## Records shown:
■ ■ ■ ■ ■

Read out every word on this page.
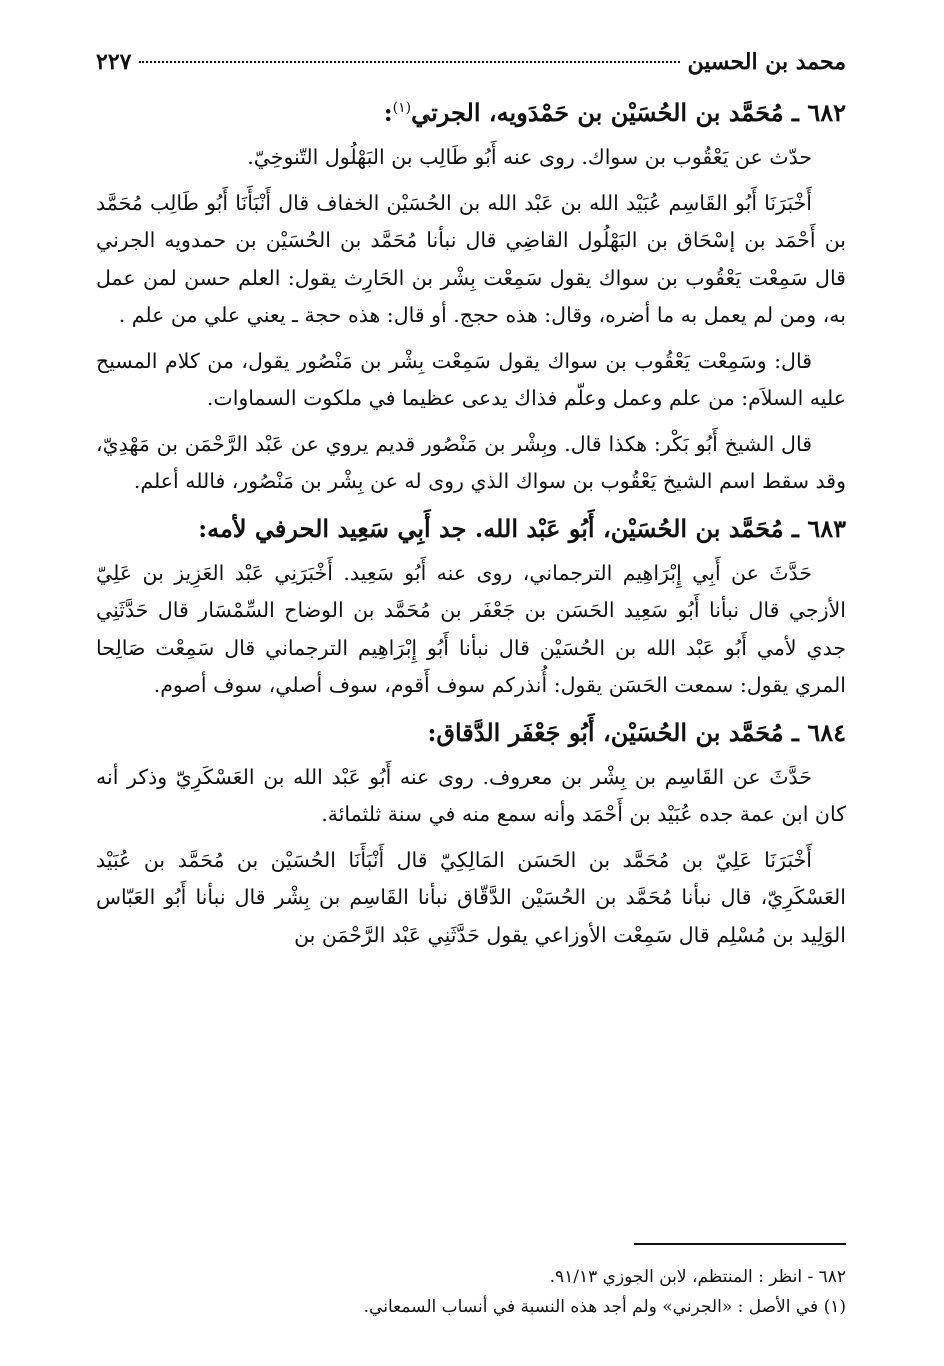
محمد بن الحسين
٢٢٧
٦٨٢ ـ مُحَمَّد بن الحُسَيْن بن حَمْدَويه، الجرتي$^{(١)}$:

حدّث عن يَعْقُوب بن سواك. روى عنه أَبُو طَالِب بن البَهْلُول التّنوخِيّ.

أَخْبَرَنَا أَبُو القَاسِم عُبَيْد الله بن عَبْد الله بن الحُسَيْن الخفاف قال أَنْبَأَنَا أَبُو طَالِب مُحَمَّد بن أَحْمَد بن إسْحَاق بن البَهْلُول القاضِي قال نبأنا مُحَمَّد بن الحُسَيْن بن حمدويه الجرني قال سَمِعْت يَعْقُوب بن سواك يقول سَمِعْت بِشْر بن الحَارِث يقول: العلم حسن لمن عمل به، ومن لم يعمل به ما أضره، وقال: هذه حجج. أو قال: هذه حجة ـ يعني علي من علم .

قال: وسَمِعْت يَعْقُوب بن سواك يقول سَمِعْت بِشْر بن مَنْصُور يقول، من كلام المسيح عليه السلاَم: من علم وعمل وعلّم فذاك يدعى عظيما في ملكوت السماوات.

قال الشيخ أَبُو بَكْر: هكذا قال. وبِشْر بن مَنْصُور قديم يروي عن عَبْد الرَّحْمَن بن مَهْدِيّ، وقد سقط اسم الشيخ يَعْقُوب بن سواك الذي روى له عن بِشْر بن مَنْصُور، فالله أعلم.

٦٨٣ ـ مُحَمَّد بن الحُسَيْن، أَبُو عَبْد الله. جد أَبِي سَعِيد الحرفي لأمه:

حَدَّثَ عن أَبِي إِبْرَاهِيم الترجماني، روى عنه أَبُو سَعِيد. أَخْبَرَنِي عَبْد العَزِيز بن عَلِيّ الأزجي قال نبأنا أَبُو سَعِيد الحَسَن بن جَعْفَر بن مُحَمَّد بن الوضاح السِّمْسَار قال حَدَّثَنِي جدي لأمي أَبُو عَبْد الله بن الحُسَيْن قال نبأنا أَبُو إِبْرَاهِيم الترجماني قال سَمِعْت صَالِحا المري يقول: سمعت الحَسَن يقول: أُنذركم سوف أَقوم، سوف أصلي، سوف أصوم.

٦٨٤ ـ مُحَمَّد بن الحُسَيْن، أَبُو جَعْفَر الدَّقاق:

حَدَّثَ عن القَاسِم بن بِشْر بن معروف. روى عنه أَبُو عَبْد الله بن العَسْكَرِيّ وذكر أنه كان ابن عمة جده عُبَيْد بن أَحْمَد وأنه سمع منه في سنة ثلثمائة.

أَخْبَرَنَا عَلِيّ بن مُحَمَّد بن الحَسَن المَالِكِيّ قال أَنْبَأَنَا الحُسَيْن بن مُحَمَّد بن عُبَيْد العَسْكَرِيّ، قال نبأنا مُحَمَّد بن الحُسَيْن الدَّقّاق نبأنا القَاسِم بن بِشْر قال نبأنا أَبُو العَبّاس الوَلِيد بن مُسْلِم قال سَمِعْت الأوزاعي يقول حَدَّثَنِي عَبْد الرَّحْمَن بن

٦٨٢ - انظر : المنتظم، لابن الجوزي ٩١/١٣.

(١) في الأصل : «الجرني» ولم أجد هذه النسبة في أنساب السمعاني.
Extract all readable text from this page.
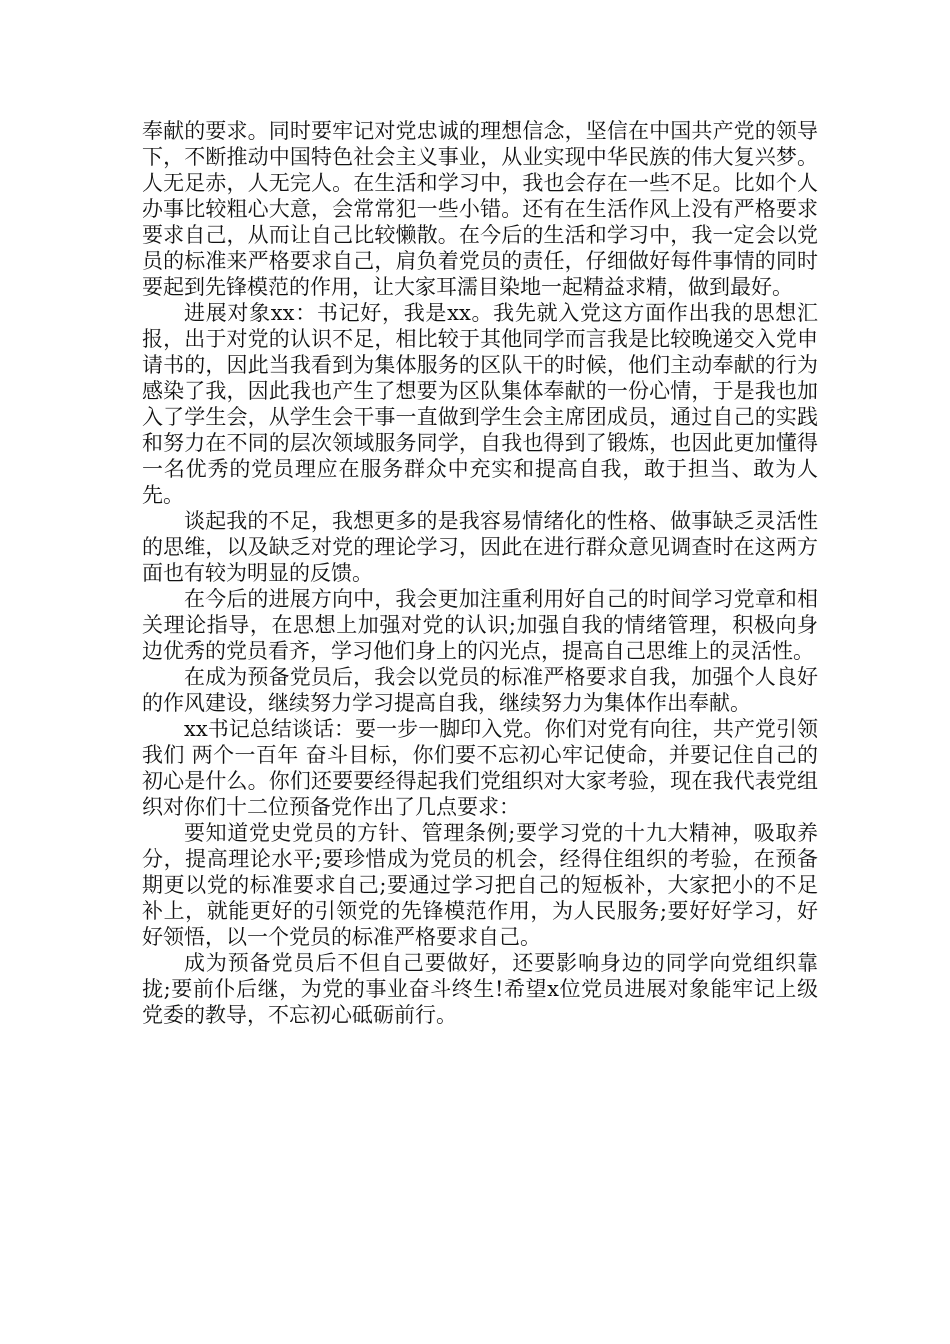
奉献的要求。同时要牢记对党忠诚的理想信念，坚信在中国共产党的领导下，不断推动中国特色社会主义事业，从业实现中华民族的伟大复兴梦。人无足赤，人无完人。在生活和学习中，我也会存在一些不足。比如个人办事比较粗心大意，会常常犯一些小错。还有在生活作风上没有严格要求要求自己，从而让自己比较懒散。在今后的生活和学习中，我一定会以党员的标准来严格要求自己，肩负着党员的责任，仔细做好每件事情的同时要起到先锋模范的作用，让大家耳濡目染地一起精益求精，做到最好。

进展对象xx：书记好，我是xx。我先就入党这方面作出我的思想汇报，出于对党的认识不足，相比较于其他同学而言我是比较晚递交入党申请书的，因此当我看到为集体服务的区队干的时候，他们主动奉献的行为感染了我，因此我也产生了想要为区队集体奉献的一份心情，于是我也加入了学生会，从学生会干事一直做到学生会主席团成员，通过自己的实践和努力在不同的层次领域服务同学，自我也得到了锻炼，也因此更加懂得一名优秀的党员理应在服务群众中充实和提高自我，敢于担当、敢为人先。

谈起我的不足，我想更多的是我容易情绪化的性格、做事缺乏灵活性的思维，以及缺乏对党的理论学习，因此在进行群众意见调查时在这两方面也有较为明显的反馈。

在今后的进展方向中，我会更加注重利用好自己的时间学习党章和相关理论指导，在思想上加强对党的认识;加强自我的情绪管理，积极向身边优秀的党员看齐，学习他们身上的闪光点，提高自己思维上的灵活性。

在成为预备党员后，我会以党员的标准严格要求自我，加强个人良好的作风建设，继续努力学习提高自我，继续努力为集体作出奉献。

xx书记总结谈话：要一步一脚印入党。你们对党有向往，共产党引领我们 两个一百年 奋斗目标，你们要不忘初心牢记使命，并要记住自己的初心是什么。你们还要要经得起我们党组织对大家考验，现在我代表党组织对你们十二位预备党作出了几点要求：

要知道党史党员的方针、管理条例;要学习党的十九大精神，吸取养分，提高理论水平;要珍惜成为党员的机会，经得住组织的考验，在预备期更以党的标准要求自己;要通过学习把自己的短板补，大家把小的不足补上，就能更好的引领党的先锋模范作用，为人民服务;要好好学习，好好领悟，以一个党员的标准严格要求自己。

成为预备党员后不但自己要做好，还要影响身边的同学向党组织靠拢;要前仆后继，为党的事业奋斗终生!希望x位党员进展对象能牢记上级党委的教导，不忘初心砥砺前行。
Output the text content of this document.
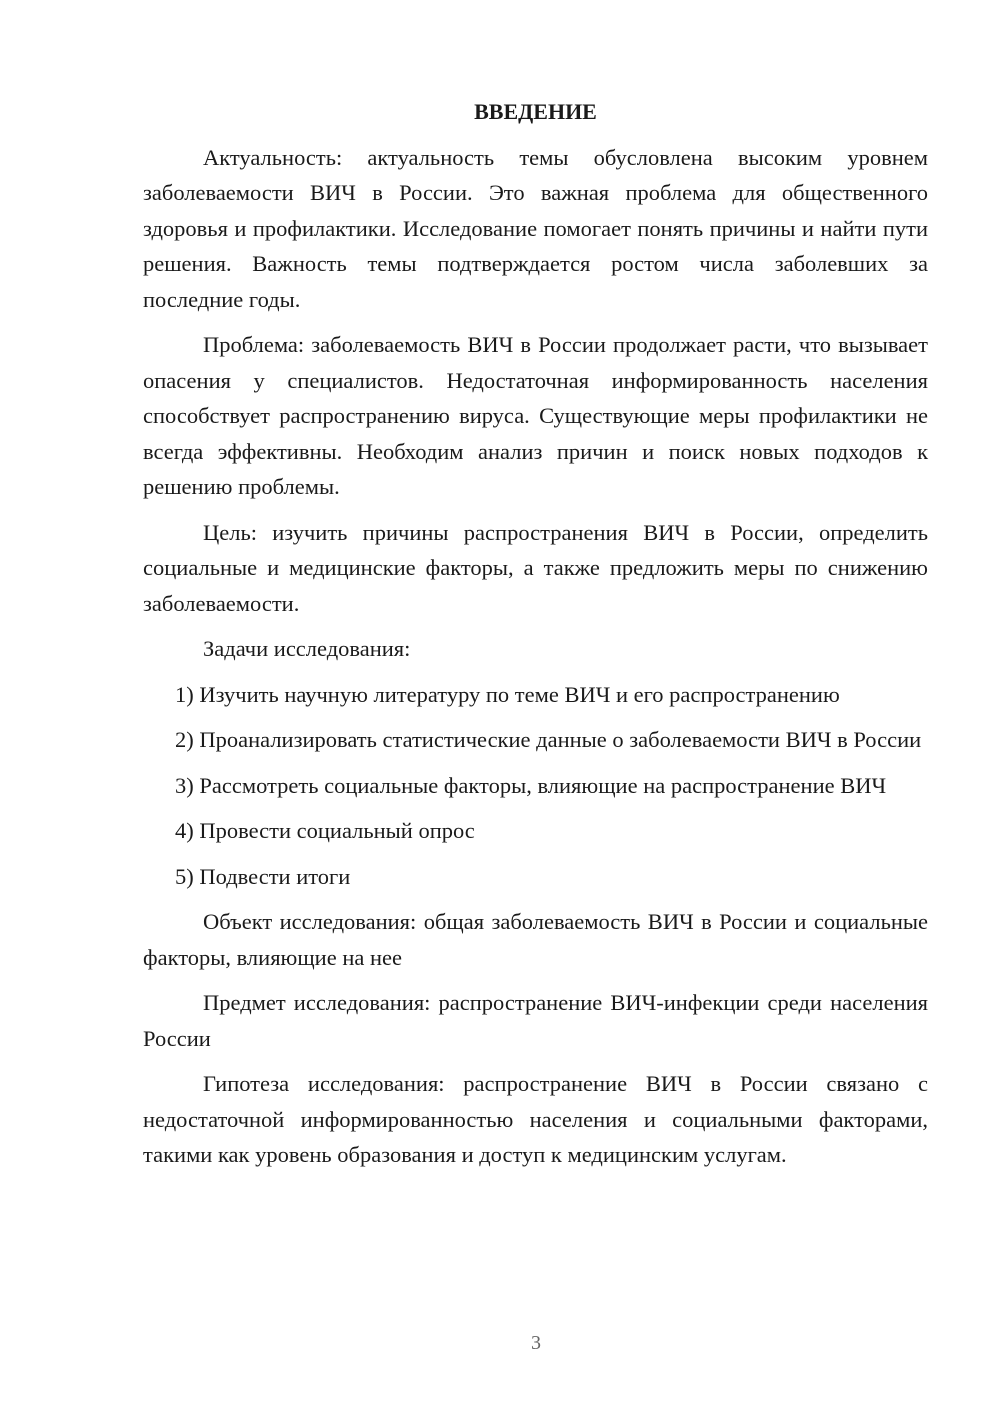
ВВЕДЕНИЕ

Актуальность: актуальность темы обусловлена высоким уровнем заболеваемости ВИЧ в России. Это важная проблема для общественного здоровья и профилактики. Исследование помогает понять причины и найти пути решения. Важность темы подтверждается ростом числа заболевших за последние годы.

Проблема: заболеваемость ВИЧ в России продолжает расти, что вызывает опасения у специалистов. Недостаточная информированность населения способствует распространению вируса. Существующие меры профилактики не всегда эффективны. Необходим анализ причин и поиск новых подходов к решению проблемы.

Цель: изучить причины распространения ВИЧ в России, определить социальные и медицинские факторы, а также предложить меры по снижению заболеваемости.

Задачи исследования:

1) Изучить научную литературу по теме ВИЧ и его распространению

2) Проанализировать статистические данные о заболеваемости ВИЧ в России

3) Рассмотреть социальные факторы, влияющие на распространение ВИЧ

4) Провести социальный опрос

5) Подвести итоги

Объект исследования: общая заболеваемость ВИЧ в России и социальные факторы, влияющие на нее

Предмет исследования: распространение ВИЧ-инфекции среди населения России

Гипотеза исследования: распространение ВИЧ в России связано с недостаточной информированностью населения и социальными факторами, такими как уровень образования и доступ к медицинским услугам.

3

■ ■ ■ ■ ■

## Your goal:
Your copy should repeat each entry above exactly but contain no pictures.

## Result of this exercise:
Read out every word on this page.
محمد بن الحسين
٢٢٧
٦٨٢ ـ مُحَمَّد بن الحُسَيْن بن حَمْدَويه، الجرتي$^{(١)}$:

حدّث عن يَعْقُوب بن سواك. روى عنه أَبُو طَالِب بن البَهْلُول التّنوخِيّ.

أَخْبَرَنَا أَبُو القَاسِم عُبَيْد الله بن عَبْد الله بن الحُسَيْن الخفاف قال أَنْبَأَنَا أَبُو طَالِب مُحَمَّد بن أَحْمَد بن إسْحَاق بن البَهْلُول القاضِي قال نبأنا مُحَمَّد بن الحُسَيْن بن حمدويه الجرني قال سَمِعْت يَعْقُوب بن سواك يقول سَمِعْت بِشْر بن الحَارِث يقول: العلم حسن لمن عمل به، ومن لم يعمل به ما أضره، وقال: هذه حجج. أو قال: هذه حجة ـ يعني علي من علم .

قال: وسَمِعْت يَعْقُوب بن سواك يقول سَمِعْت بِشْر بن مَنْصُور يقول، من كلام المسيح عليه السلاَم: من علم وعمل وعلّم فذاك يدعى عظيما في ملكوت السماوات.

قال الشيخ أَبُو بَكْر: هكذا قال. وبِشْر بن مَنْصُور قديم يروي عن عَبْد الرَّحْمَن بن مَهْدِيّ، وقد سقط اسم الشيخ يَعْقُوب بن سواك الذي روى له عن بِشْر بن مَنْصُور، فالله أعلم.

٦٨٣ ـ مُحَمَّد بن الحُسَيْن، أَبُو عَبْد الله. جد أَبِي سَعِيد الحرفي لأمه:

حَدَّثَ عن أَبِي إِبْرَاهِيم الترجماني، روى عنه أَبُو سَعِيد. أَخْبَرَنِي عَبْد العَزِيز بن عَلِيّ الأزجي قال نبأنا أَبُو سَعِيد الحَسَن بن جَعْفَر بن مُحَمَّد بن الوضاح السِّمْسَار قال حَدَّثَنِي جدي لأمي أَبُو عَبْد الله بن الحُسَيْن قال نبأنا أَبُو إِبْرَاهِيم الترجماني قال سَمِعْت صَالِحا المري يقول: سمعت الحَسَن يقول: أُنذركم سوف أَقوم، سوف أصلي، سوف أصوم.

٦٨٤ ـ مُحَمَّد بن الحُسَيْن، أَبُو جَعْفَر الدَّقاق:

حَدَّثَ عن القَاسِم بن بِشْر بن معروف. روى عنه أَبُو عَبْد الله بن العَسْكَرِيّ وذكر أنه كان ابن عمة جده عُبَيْد بن أَحْمَد وأنه سمع منه في سنة ثلثمائة.

أَخْبَرَنَا عَلِيّ بن مُحَمَّد بن الحَسَن المَالِكِيّ قال أَنْبَأَنَا الحُسَيْن بن مُحَمَّد بن عُبَيْد العَسْكَرِيّ، قال نبأنا مُحَمَّد بن الحُسَيْن الدَّقّاق نبأنا القَاسِم بن بِشْر قال نبأنا أَبُو العَبّاس الوَلِيد بن مُسْلِم قال سَمِعْت الأوزاعي يقول حَدَّثَنِي عَبْد الرَّحْمَن بن

٦٨٢ - انظر : المنتظم، لابن الجوزي ٩١/١٣.

(١) في الأصل : «الجرني» ولم أجد هذه النسبة في أنساب السمعاني.
Extract all readable text from this page.
奉献的要求。同时要牢记对党忠诚的理想信念，坚信在中国共产党的领导下，不断推动中国特色社会主义事业，从业实现中华民族的伟大复兴梦。人无足赤，人无完人。在生活和学习中，我也会存在一些不足。比如个人办事比较粗心大意，会常常犯一些小错。还有在生活作风上没有严格要求要求自己，从而让自己比较懒散。在今后的生活和学习中，我一定会以党员的标准来严格要求自己，肩负着党员的责任，仔细做好每件事情的同时要起到先锋模范的作用，让大家耳濡目染地一起精益求精，做到最好。

进展对象xx：书记好，我是xx。我先就入党这方面作出我的思想汇报，出于对党的认识不足，相比较于其他同学而言我是比较晚递交入党申请书的，因此当我看到为集体服务的区队干的时候，他们主动奉献的行为感染了我，因此我也产生了想要为区队集体奉献的一份心情，于是我也加入了学生会，从学生会干事一直做到学生会主席团成员，通过自己的实践和努力在不同的层次领域服务同学，自我也得到了锻炼，也因此更加懂得一名优秀的党员理应在服务群众中充实和提高自我，敢于担当、敢为人先。

谈起我的不足，我想更多的是我容易情绪化的性格、做事缺乏灵活性的思维，以及缺乏对党的理论学习，因此在进行群众意见调查时在这两方面也有较为明显的反馈。

在今后的进展方向中，我会更加注重利用好自己的时间学习党章和相关理论指导，在思想上加强对党的认识;加强自我的情绪管理，积极向身边优秀的党员看齐，学习他们身上的闪光点，提高自己思维上的灵活性。

在成为预备党员后，我会以党员的标准严格要求自我，加强个人良好的作风建设，继续努力学习提高自我，继续努力为集体作出奉献。

xx书记总结谈话：要一步一脚印入党。你们对党有向往，共产党引领我们 两个一百年 奋斗目标，你们要不忘初心牢记使命，并要记住自己的初心是什么。你们还要要经得起我们党组织对大家考验，现在我代表党组织对你们十二位预备党作出了几点要求：

要知道党史党员的方针、管理条例;要学习党的十九大精神，吸取养分，提高理论水平;要珍惜成为党员的机会，经得住组织的考验，在预备期更以党的标准要求自己;要通过学习把自己的短板补，大家把小的不足补上，就能更好的引领党的先锋模范作用，为人民服务;要好好学习，好好领悟，以一个党员的标准严格要求自己。

成为预备党员后不但自己要做好，还要影响身边的同学向党组织靠拢;要前仆后继，为党的事业奋斗终生!希望x位党员进展对象能牢记上级党委的教导，不忘初心砥砺前行。
Output the text content of this document.
ВВЕДЕНИЕ

Актуальность: актуальность темы обусловлена высоким уровнем заболеваемости ВИЧ в России. Это важная проблема для общественного здоровья и профилактики. Исследование помогает понять причины и найти пути решения. Важность темы подтверждается ростом числа заболевших за последние годы.

Проблема: заболеваемость ВИЧ в России продолжает расти, что вызывает опасения у специалистов. Недостаточная информированность населения способствует распространению вируса. Существующие меры профилактики не всегда эффективны. Необходим анализ причин и поиск новых подходов к решению проблемы.

Цель: изучить причины распространения ВИЧ в России, определить социальные и медицинские факторы, а также предложить меры по снижению заболеваемости.

Задачи исследования:

1) Изучить научную литературу по теме ВИЧ и его распространению

2) Проанализировать статистические данные о заболеваемости ВИЧ в России

3) Рассмотреть социальные факторы, влияющие на распространение ВИЧ

4) Провести социальный опрос

5) Подвести итоги

Объект исследования: общая заболеваемость ВИЧ в России и социальные факторы, влияющие на нее

Предмет исследования: распространение ВИЧ-инфекции среди населения России

Гипотеза исследования: распространение ВИЧ в России связано с недостаточной информированностью населения и социальными факторами, такими как уровень образования и доступ к медицинским услугам.

3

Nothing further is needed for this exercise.